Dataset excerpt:
***
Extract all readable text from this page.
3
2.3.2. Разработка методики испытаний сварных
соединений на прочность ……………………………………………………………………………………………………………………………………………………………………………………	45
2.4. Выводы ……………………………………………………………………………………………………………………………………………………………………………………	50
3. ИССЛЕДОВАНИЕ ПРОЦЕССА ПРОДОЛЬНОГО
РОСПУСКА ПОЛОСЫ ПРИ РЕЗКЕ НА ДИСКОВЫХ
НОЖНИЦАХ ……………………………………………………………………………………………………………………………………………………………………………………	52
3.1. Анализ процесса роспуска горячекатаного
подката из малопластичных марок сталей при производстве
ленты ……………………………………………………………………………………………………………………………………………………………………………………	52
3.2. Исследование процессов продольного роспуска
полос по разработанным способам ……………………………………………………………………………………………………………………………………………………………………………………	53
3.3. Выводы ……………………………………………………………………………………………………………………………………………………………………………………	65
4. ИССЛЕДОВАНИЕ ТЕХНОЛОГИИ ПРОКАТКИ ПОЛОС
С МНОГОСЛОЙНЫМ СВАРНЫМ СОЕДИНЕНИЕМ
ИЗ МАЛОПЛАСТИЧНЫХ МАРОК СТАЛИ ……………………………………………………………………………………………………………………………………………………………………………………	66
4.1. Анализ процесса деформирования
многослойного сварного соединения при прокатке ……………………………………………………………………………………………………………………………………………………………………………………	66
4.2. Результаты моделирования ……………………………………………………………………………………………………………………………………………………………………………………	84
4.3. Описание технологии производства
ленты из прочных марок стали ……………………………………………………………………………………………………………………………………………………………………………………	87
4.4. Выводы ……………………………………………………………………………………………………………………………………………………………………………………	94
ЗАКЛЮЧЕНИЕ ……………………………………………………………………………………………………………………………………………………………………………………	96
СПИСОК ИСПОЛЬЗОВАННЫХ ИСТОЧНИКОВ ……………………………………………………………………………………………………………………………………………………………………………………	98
***
THE REQUEST
State how many lines of the records above contain the word "Анализ", and give only that number.

COMPLETED TASK
2